(THE RECORDS)
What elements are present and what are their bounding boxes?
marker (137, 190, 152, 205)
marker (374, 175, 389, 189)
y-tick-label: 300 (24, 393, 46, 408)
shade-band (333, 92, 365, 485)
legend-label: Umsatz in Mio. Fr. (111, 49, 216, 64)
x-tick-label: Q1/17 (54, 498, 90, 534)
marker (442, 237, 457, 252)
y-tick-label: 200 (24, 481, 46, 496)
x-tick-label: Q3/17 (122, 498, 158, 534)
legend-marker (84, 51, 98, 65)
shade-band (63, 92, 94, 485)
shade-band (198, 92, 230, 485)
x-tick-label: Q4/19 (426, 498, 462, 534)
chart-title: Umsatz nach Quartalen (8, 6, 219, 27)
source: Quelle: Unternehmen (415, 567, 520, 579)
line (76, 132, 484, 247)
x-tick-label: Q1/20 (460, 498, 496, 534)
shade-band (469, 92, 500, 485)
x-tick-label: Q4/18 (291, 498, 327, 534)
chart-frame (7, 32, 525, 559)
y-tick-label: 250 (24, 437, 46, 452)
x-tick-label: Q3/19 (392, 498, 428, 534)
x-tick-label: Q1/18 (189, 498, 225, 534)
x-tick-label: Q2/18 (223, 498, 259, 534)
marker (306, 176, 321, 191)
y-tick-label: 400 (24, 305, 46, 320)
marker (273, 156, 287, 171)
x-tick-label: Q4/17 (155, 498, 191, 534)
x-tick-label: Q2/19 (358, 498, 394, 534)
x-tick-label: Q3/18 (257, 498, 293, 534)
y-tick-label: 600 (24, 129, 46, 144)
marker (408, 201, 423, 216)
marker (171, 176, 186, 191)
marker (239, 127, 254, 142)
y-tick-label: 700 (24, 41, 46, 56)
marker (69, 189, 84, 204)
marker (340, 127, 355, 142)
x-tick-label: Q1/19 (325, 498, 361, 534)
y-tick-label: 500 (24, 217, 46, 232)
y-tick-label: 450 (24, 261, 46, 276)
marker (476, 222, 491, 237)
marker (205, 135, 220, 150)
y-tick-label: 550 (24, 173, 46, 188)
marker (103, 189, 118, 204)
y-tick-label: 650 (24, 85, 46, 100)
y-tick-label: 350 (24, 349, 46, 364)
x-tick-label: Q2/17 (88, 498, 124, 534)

(GOAL)
Copy out the data again word for word, from its first line down to and including the line that contains "x-tick-label: Q2/19 (358, 498, 394, 534)".

(SOLUTION FOR THIS TASK)
What elements are present and what are their bounding boxes?
marker (137, 190, 152, 205)
marker (374, 175, 389, 189)
y-tick-label: 300 (24, 393, 46, 408)
shade-band (333, 92, 365, 485)
legend-label: Umsatz in Mio. Fr. (111, 49, 216, 64)
x-tick-label: Q1/17 (54, 498, 90, 534)
marker (442, 237, 457, 252)
y-tick-label: 200 (24, 481, 46, 496)
x-tick-label: Q3/17 (122, 498, 158, 534)
legend-marker (84, 51, 98, 65)
shade-band (63, 92, 94, 485)
shade-band (198, 92, 230, 485)
x-tick-label: Q4/19 (426, 498, 462, 534)
chart-title: Umsatz nach Quartalen (8, 6, 219, 27)
source: Quelle: Unternehmen (415, 567, 520, 579)
line (76, 132, 484, 247)
x-tick-label: Q1/20 (460, 498, 496, 534)
shade-band (469, 92, 500, 485)
x-tick-label: Q4/18 (291, 498, 327, 534)
chart-frame (7, 32, 525, 559)
y-tick-label: 250 (24, 437, 46, 452)
x-tick-label: Q3/19 (392, 498, 428, 534)
x-tick-label: Q1/18 (189, 498, 225, 534)
x-tick-label: Q2/18 (223, 498, 259, 534)
marker (306, 176, 321, 191)
y-tick-label: 400 (24, 305, 46, 320)
marker (273, 156, 287, 171)
x-tick-label: Q4/17 (155, 498, 191, 534)
x-tick-label: Q2/19 (358, 498, 394, 534)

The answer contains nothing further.